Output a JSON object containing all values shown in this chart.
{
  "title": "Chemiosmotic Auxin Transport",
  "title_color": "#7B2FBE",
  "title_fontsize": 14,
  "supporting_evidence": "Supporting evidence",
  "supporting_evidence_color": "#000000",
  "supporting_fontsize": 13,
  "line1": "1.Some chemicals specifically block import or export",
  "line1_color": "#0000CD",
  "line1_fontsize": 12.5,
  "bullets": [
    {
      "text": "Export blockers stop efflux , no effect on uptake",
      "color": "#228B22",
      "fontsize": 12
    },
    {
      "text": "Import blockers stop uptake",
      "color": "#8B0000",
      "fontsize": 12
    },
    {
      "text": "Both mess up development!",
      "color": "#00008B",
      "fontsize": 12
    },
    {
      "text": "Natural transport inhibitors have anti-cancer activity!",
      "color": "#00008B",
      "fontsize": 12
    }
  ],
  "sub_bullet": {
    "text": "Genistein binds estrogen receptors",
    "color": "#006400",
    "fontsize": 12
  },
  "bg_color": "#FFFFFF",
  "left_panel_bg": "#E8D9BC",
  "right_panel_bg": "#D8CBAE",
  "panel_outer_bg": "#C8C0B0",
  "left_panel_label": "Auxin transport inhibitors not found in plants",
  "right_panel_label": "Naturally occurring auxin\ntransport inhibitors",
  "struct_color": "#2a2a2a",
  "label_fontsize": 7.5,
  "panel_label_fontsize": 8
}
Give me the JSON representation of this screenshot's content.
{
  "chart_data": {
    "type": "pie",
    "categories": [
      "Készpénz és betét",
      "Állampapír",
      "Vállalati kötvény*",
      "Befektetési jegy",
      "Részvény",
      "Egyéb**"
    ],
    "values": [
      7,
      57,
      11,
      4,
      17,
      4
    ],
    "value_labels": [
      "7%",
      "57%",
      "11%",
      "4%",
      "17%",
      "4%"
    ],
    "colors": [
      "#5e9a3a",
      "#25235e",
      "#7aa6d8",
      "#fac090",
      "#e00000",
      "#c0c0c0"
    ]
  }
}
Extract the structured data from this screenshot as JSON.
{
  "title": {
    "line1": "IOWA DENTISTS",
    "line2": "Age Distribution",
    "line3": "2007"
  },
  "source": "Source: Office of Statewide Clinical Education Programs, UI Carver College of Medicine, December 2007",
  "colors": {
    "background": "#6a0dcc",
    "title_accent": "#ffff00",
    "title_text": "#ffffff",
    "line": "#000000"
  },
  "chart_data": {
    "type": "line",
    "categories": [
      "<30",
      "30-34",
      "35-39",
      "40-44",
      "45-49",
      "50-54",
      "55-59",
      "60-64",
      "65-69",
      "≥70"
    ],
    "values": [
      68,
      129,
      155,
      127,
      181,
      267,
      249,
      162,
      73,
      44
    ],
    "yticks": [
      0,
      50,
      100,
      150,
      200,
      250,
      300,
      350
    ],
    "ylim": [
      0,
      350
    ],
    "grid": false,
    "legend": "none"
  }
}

________________

## WHAT IS ASKED
Quote all the records exactly, please, leaving none out.

## SOLUTION FOR THIS EXERCISE
Output a JSON object containing all values shown in this chart.
{
  "title": "Chemiosmotic Auxin Transport",
  "title_color": "#7B2FBE",
  "title_fontsize": 14,
  "supporting_evidence": "Supporting evidence",
  "supporting_evidence_color": "#000000",
  "supporting_fontsize": 13,
  "line1": "1.Some chemicals specifically block import or export",
  "line1_color": "#0000CD",
  "line1_fontsize": 12.5,
  "bullets": [
    {
      "text": "Export blockers stop efflux , no effect on uptake",
      "color": "#228B22",
      "fontsize": 12
    },
    {
      "text": "Import blockers stop uptake",
      "color": "#8B0000",
      "fontsize": 12
    },
    {
      "text": "Both mess up development!",
      "color": "#00008B",
      "fontsize": 12
    },
    {
      "text": "Natural transport inhibitors have anti-cancer activity!",
      "color": "#00008B",
      "fontsize": 12
    }
  ],
  "sub_bullet": {
    "text": "Genistein binds estrogen receptors",
    "color": "#006400",
    "fontsize": 12
  },
  "bg_color": "#FFFFFF",
  "left_panel_bg": "#E8D9BC",
  "right_panel_bg": "#D8CBAE",
  "panel_outer_bg": "#C8C0B0",
  "left_panel_label": "Auxin transport inhibitors not found in plants",
  "right_panel_label": "Naturally occurring auxin\ntransport inhibitors",
  "struct_color": "#2a2a2a",
  "label_fontsize": 7.5,
  "panel_label_fontsize": 8
}
Give me the JSON representation of this screenshot's content.
{
  "chart_data": {
    "type": "pie",
    "categories": [
      "Készpénz és betét",
      "Állampapír",
      "Vállalati kötvény*",
      "Befektetési jegy",
      "Részvény",
      "Egyéb**"
    ],
    "values": [
      7,
      57,
      11,
      4,
      17,
      4
    ],
    "value_labels": [
      "7%",
      "57%",
      "11%",
      "4%",
      "17%",
      "4%"
    ],
    "colors": [
      "#5e9a3a",
      "#25235e",
      "#7aa6d8",
      "#fac090",
      "#e00000",
      "#c0c0c0"
    ]
  }
}
Extract the structured data from this screenshot as JSON.
{
  "title": {
    "line1": "IOWA DENTISTS",
    "line2": "Age Distribution",
    "line3": "2007"
  },
  "source": "Source: Office of Statewide Clinical Education Programs, UI Carver College of Medicine, December 2007",
  "colors": {
    "background": "#6a0dcc",
    "title_accent": "#ffff00",
    "title_text": "#ffffff",
    "line": "#000000"
  },
  "chart_data": {
    "type": "line",
    "categories": [
      "<30",
      "30-34",
      "35-39",
      "40-44",
      "45-49",
      "50-54",
      "55-59",
      "60-64",
      "65-69",
      "≥70"
    ],
    "values": [
      68,
      129,
      155,
      127,
      181,
      267,
      249,
      162,
      73,
      44
    ],
    "yticks": [
      0,
      50,
      100,
      150,
      200,
      250,
      300,
      350
    ],
    "ylim": [
      0,
      350
    ],
    "grid": false,
    "legend": "none"
  }
}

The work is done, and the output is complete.